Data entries
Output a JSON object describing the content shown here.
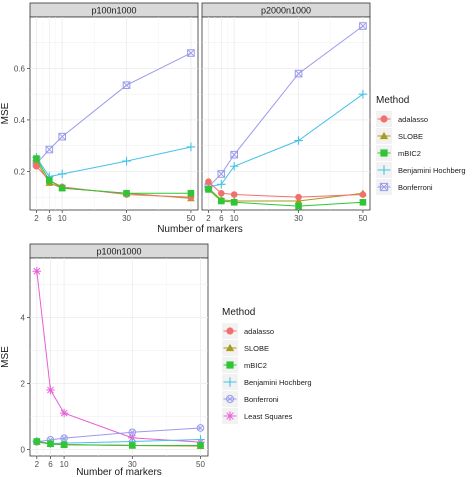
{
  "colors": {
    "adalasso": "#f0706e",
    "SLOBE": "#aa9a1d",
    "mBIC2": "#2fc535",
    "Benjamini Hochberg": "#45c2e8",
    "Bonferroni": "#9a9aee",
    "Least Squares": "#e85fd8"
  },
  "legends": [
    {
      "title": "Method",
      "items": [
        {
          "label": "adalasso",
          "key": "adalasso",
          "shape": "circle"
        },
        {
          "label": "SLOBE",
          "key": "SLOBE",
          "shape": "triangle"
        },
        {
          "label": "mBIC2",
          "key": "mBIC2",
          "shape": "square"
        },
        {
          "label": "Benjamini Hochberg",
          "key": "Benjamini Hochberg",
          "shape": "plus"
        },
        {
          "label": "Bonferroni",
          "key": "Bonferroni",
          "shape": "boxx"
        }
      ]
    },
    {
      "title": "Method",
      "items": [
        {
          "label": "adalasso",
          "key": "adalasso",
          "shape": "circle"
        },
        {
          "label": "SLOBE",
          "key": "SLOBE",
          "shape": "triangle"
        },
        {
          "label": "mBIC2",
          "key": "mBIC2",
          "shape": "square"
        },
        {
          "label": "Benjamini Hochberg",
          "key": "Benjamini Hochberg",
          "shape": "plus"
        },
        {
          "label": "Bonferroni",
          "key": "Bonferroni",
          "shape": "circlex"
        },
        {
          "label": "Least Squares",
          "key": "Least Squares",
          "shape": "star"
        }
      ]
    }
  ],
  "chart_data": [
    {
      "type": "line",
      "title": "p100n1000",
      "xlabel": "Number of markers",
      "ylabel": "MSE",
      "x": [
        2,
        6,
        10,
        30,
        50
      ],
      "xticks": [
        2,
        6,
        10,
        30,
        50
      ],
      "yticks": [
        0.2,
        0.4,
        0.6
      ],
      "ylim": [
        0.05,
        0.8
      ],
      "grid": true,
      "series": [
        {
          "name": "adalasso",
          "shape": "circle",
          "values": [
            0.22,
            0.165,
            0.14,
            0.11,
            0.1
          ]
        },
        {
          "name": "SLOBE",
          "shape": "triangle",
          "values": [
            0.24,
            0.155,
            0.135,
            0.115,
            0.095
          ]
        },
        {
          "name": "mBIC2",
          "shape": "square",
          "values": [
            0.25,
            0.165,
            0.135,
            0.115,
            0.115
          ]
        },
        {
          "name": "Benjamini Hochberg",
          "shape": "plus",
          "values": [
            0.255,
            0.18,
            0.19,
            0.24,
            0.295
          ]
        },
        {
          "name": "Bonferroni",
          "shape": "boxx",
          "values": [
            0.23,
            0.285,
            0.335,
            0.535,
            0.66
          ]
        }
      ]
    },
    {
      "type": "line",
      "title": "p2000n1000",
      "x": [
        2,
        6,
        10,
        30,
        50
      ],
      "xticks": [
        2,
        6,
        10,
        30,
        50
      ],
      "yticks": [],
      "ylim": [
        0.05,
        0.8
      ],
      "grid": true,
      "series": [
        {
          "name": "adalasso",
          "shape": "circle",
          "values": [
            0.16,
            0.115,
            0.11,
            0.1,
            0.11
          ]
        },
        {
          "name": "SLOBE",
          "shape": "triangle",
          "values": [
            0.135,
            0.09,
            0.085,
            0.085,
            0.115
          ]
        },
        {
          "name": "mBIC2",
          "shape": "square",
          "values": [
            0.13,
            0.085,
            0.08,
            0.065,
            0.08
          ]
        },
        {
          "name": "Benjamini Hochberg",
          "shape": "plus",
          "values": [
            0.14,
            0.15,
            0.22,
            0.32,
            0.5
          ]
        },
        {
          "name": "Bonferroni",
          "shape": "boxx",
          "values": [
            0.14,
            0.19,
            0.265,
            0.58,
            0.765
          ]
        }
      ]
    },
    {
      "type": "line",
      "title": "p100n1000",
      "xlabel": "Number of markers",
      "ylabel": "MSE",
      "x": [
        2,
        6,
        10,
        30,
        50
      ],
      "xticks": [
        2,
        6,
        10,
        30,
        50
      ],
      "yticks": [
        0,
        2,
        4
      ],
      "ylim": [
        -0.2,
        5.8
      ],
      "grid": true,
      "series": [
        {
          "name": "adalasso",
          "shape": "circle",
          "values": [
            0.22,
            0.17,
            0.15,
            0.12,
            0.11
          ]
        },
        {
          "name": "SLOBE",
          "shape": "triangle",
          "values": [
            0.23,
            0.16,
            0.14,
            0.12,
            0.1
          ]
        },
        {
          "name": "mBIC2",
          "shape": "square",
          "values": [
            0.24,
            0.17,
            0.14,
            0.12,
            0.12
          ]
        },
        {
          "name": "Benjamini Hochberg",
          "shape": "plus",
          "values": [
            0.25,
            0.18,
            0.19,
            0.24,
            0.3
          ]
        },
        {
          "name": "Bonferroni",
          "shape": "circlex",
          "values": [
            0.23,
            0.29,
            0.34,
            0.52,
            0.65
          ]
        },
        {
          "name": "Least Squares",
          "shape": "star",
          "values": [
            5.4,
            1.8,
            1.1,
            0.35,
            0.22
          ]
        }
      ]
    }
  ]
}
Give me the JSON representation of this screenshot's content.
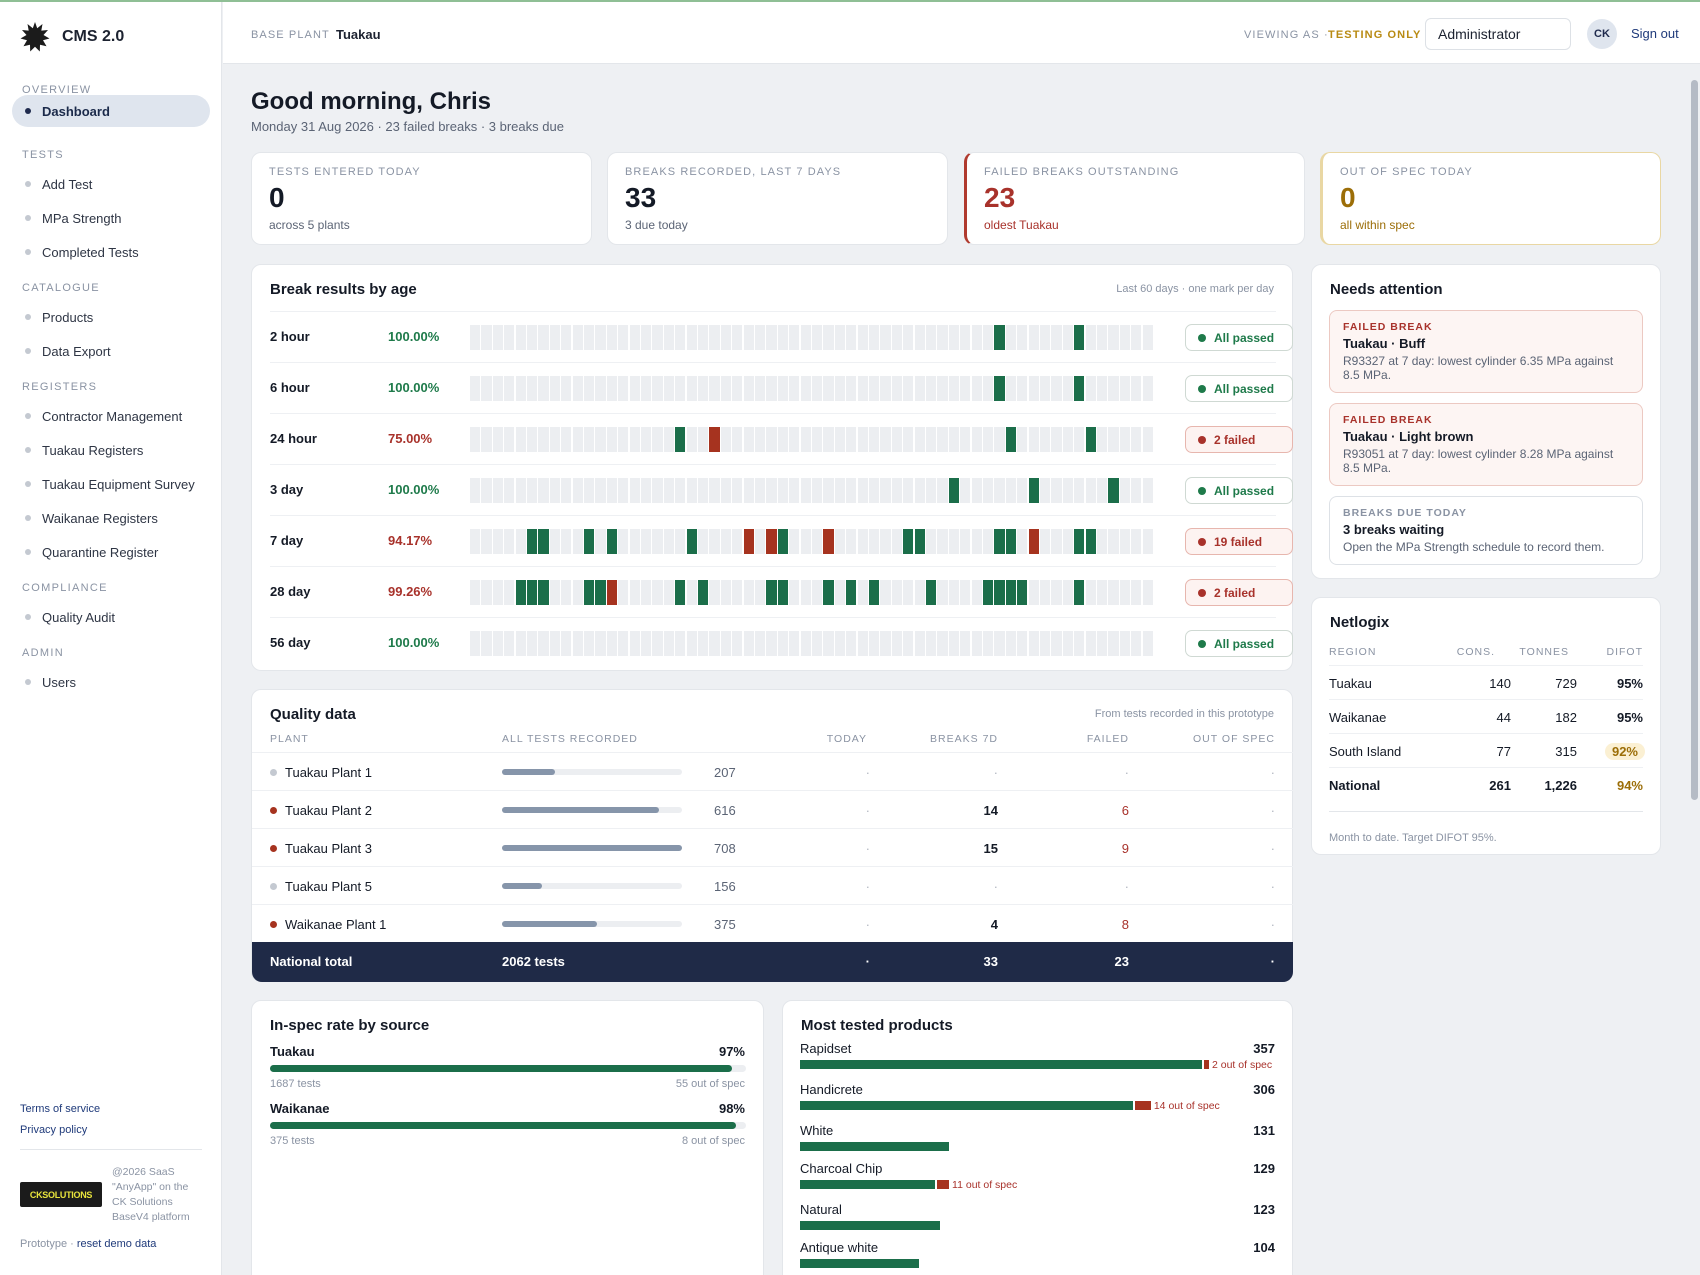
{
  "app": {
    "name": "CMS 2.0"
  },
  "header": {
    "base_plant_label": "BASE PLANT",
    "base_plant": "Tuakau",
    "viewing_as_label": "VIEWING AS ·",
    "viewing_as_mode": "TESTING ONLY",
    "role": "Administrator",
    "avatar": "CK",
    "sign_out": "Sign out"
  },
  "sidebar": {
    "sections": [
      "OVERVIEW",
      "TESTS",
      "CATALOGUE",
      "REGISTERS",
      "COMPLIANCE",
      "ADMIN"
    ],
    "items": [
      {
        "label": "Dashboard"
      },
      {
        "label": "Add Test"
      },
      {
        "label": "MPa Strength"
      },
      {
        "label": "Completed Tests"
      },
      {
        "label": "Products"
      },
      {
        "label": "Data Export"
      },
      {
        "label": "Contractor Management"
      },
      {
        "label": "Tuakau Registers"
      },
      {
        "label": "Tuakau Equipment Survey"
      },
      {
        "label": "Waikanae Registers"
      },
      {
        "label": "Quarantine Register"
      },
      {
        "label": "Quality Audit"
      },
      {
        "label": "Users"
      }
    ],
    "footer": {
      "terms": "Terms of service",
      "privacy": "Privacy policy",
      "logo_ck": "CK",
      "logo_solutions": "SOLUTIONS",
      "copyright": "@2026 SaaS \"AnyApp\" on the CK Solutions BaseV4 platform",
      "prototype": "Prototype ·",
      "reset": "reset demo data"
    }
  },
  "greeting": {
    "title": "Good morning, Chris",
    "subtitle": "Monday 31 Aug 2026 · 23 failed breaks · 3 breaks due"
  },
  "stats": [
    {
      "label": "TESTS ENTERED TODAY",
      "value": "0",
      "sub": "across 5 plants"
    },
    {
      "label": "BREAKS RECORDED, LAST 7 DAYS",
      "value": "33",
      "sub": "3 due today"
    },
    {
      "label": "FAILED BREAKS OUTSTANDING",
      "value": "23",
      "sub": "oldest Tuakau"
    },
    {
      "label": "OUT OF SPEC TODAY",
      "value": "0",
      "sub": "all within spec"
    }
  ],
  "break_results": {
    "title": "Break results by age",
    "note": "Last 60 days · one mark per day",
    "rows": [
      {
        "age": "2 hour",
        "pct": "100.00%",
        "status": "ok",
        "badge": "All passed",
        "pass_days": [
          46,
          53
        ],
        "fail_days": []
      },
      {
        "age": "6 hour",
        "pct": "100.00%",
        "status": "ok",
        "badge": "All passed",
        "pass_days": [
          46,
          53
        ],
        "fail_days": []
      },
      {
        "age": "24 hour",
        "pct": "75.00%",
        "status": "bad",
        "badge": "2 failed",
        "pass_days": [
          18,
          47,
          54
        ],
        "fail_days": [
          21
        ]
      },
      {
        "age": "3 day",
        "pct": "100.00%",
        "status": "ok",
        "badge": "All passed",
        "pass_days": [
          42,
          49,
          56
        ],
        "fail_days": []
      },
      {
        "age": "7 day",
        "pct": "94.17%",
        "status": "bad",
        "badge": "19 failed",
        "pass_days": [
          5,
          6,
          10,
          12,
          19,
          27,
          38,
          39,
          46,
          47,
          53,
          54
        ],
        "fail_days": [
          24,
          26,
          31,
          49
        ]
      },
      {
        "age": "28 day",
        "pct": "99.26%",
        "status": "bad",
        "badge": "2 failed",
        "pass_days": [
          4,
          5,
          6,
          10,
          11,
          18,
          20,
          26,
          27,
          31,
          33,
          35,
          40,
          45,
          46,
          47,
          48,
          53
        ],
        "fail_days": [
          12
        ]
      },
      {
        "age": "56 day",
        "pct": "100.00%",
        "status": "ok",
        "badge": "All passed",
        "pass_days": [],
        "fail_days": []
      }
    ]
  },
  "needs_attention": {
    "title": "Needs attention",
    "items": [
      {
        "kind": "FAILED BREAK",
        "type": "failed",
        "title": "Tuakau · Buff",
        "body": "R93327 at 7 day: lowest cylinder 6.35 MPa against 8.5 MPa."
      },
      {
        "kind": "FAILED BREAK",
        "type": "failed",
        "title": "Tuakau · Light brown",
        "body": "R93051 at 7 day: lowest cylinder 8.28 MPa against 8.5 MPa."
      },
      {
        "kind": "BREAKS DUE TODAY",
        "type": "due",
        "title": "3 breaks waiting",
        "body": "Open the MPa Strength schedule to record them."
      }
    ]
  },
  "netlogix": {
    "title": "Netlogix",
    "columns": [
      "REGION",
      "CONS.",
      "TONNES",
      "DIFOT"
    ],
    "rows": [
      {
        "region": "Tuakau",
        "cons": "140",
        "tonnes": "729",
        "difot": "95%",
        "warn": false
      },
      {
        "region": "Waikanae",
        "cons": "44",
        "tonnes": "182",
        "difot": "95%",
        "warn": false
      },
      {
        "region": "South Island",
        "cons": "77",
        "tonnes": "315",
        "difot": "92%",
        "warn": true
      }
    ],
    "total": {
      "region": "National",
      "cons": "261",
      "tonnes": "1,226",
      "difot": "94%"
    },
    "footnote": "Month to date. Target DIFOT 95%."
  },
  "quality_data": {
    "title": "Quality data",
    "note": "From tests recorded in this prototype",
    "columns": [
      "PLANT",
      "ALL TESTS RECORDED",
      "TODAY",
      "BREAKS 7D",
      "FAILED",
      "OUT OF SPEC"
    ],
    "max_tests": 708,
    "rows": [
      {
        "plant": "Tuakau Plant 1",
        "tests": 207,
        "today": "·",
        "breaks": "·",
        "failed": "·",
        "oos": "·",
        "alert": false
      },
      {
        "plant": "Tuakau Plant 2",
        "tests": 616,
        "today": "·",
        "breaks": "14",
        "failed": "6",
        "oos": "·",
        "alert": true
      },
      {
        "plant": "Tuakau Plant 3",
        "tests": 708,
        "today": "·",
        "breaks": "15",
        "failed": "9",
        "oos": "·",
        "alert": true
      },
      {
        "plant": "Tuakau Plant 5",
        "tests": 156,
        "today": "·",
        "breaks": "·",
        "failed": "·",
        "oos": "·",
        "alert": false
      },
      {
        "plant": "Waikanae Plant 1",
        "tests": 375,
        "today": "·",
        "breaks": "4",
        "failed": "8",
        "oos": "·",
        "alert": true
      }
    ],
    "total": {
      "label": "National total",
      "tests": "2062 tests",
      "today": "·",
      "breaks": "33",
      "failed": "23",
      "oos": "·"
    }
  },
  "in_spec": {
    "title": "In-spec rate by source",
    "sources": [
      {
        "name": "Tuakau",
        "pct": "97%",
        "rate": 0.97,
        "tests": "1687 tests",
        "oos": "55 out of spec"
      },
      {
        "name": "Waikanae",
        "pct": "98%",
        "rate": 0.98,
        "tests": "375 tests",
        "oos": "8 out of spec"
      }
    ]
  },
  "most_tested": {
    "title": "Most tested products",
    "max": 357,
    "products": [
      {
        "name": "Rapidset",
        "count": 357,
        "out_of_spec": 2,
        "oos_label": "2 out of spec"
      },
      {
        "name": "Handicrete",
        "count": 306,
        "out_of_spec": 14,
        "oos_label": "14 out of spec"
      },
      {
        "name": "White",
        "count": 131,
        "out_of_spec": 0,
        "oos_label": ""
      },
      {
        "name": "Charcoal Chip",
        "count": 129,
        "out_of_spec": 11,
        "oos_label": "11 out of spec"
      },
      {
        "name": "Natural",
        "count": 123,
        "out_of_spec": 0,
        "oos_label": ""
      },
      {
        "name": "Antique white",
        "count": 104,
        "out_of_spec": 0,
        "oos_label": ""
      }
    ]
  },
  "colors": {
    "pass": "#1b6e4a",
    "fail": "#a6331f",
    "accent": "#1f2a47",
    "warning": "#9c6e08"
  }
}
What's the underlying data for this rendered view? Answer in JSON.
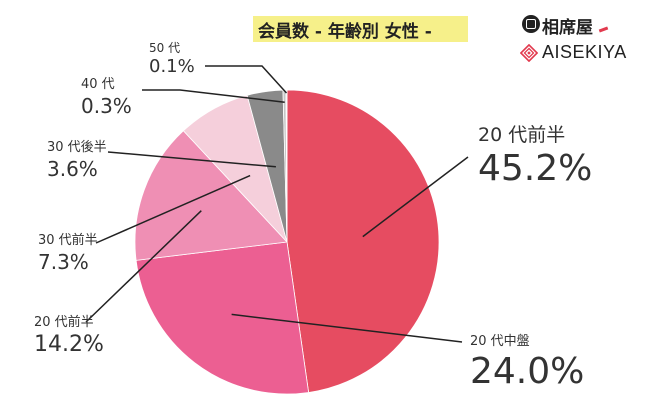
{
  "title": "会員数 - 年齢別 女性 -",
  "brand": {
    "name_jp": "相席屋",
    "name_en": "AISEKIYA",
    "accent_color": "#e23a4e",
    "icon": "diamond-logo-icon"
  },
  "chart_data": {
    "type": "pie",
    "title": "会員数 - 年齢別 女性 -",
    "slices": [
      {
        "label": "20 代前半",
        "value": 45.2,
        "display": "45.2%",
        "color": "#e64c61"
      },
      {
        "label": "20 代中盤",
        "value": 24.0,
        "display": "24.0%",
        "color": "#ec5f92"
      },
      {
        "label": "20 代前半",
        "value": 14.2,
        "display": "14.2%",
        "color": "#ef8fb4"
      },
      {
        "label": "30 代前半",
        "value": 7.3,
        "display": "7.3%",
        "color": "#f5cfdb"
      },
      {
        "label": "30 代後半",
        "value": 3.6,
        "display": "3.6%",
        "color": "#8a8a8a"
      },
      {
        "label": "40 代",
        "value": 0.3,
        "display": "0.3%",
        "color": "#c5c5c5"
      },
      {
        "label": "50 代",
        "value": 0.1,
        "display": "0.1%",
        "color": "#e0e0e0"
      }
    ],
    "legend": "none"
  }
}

**WORK TO DO**. In the listing above, find each line with the word "Squares" and copy it.

**THE RESPONSE**.
    "Least Squares": "#e85fd8"
          "label": "Least Squares",
          "key": "Least Squares",
          "name": "Least Squares",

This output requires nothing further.